* **Given request**:
Find the word "JSON" in the data. Return every line where it appears.

----------------

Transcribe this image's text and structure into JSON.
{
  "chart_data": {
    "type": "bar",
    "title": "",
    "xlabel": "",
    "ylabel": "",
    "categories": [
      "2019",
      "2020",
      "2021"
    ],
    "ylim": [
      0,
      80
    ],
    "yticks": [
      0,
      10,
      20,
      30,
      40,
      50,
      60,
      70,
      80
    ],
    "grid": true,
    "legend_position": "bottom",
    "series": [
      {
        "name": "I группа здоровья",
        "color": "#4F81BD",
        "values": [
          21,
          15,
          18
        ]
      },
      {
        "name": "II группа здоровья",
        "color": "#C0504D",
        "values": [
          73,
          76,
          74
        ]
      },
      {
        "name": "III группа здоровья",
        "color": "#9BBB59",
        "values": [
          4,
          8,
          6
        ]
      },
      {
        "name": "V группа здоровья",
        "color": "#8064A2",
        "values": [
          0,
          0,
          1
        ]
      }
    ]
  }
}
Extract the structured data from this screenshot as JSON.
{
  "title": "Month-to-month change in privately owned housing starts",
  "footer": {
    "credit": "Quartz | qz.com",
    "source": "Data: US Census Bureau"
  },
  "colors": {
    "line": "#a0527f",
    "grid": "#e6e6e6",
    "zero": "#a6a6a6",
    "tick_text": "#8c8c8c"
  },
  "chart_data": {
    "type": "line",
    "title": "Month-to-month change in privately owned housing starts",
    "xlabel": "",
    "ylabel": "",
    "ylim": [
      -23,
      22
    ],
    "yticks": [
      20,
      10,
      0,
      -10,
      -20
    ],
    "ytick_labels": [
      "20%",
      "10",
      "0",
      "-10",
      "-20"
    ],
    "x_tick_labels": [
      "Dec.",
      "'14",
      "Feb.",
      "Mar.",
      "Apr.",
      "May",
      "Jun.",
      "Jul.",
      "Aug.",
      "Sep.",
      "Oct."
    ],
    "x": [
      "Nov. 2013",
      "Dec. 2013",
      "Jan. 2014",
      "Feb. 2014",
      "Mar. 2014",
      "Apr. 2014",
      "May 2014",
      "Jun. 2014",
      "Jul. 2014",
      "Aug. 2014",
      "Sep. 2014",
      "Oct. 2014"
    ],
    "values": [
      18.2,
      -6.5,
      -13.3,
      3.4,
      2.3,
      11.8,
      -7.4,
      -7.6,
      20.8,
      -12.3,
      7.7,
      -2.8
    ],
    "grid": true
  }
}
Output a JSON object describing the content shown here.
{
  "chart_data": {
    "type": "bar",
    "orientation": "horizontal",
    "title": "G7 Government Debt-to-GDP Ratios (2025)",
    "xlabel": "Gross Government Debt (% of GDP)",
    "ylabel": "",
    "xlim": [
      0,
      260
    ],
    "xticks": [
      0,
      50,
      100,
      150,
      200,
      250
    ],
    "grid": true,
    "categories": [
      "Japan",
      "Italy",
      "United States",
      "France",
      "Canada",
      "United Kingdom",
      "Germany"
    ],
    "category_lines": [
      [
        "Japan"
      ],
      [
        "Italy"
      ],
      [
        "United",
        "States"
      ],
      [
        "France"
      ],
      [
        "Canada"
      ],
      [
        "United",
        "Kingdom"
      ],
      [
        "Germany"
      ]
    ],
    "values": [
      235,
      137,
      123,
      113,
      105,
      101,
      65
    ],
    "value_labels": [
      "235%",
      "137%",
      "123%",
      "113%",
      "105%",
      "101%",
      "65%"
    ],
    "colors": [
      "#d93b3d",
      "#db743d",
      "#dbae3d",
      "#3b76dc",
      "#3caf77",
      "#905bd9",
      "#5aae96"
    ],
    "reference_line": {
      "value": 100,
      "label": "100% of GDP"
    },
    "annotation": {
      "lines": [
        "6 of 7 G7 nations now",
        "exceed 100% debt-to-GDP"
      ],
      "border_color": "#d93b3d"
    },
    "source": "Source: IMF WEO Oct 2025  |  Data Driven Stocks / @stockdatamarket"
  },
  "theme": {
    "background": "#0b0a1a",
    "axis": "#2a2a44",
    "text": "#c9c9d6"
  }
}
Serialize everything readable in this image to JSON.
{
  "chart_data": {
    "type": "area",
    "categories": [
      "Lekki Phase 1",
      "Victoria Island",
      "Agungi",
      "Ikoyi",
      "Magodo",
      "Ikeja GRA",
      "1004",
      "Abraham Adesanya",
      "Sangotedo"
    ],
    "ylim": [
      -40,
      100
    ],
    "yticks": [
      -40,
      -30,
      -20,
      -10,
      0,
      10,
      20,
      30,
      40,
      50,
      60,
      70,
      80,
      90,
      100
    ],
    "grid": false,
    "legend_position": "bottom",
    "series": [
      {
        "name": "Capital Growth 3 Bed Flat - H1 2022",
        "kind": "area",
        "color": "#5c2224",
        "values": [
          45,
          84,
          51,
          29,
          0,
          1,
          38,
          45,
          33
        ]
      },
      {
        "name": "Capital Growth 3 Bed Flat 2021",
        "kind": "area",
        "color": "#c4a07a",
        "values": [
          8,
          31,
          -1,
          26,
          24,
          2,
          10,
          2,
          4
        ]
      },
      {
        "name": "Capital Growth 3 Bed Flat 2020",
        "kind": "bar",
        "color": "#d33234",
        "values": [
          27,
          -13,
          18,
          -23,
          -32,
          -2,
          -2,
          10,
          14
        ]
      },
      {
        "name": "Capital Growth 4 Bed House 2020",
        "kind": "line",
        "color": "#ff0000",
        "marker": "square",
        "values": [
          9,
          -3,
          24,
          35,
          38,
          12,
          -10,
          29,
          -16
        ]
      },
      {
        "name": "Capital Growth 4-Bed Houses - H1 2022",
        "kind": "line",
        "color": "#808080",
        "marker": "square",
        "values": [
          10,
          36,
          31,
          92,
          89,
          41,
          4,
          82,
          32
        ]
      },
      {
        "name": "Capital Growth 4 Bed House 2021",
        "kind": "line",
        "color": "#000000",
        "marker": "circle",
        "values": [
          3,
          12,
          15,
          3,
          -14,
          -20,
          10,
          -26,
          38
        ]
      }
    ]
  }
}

----------------

* **Finished answer**:
Transcribe this image's text and structure into JSON.
Extract the structured data from this screenshot as JSON.
Output a JSON object describing the content shown here.
Serialize everything readable in this image to JSON.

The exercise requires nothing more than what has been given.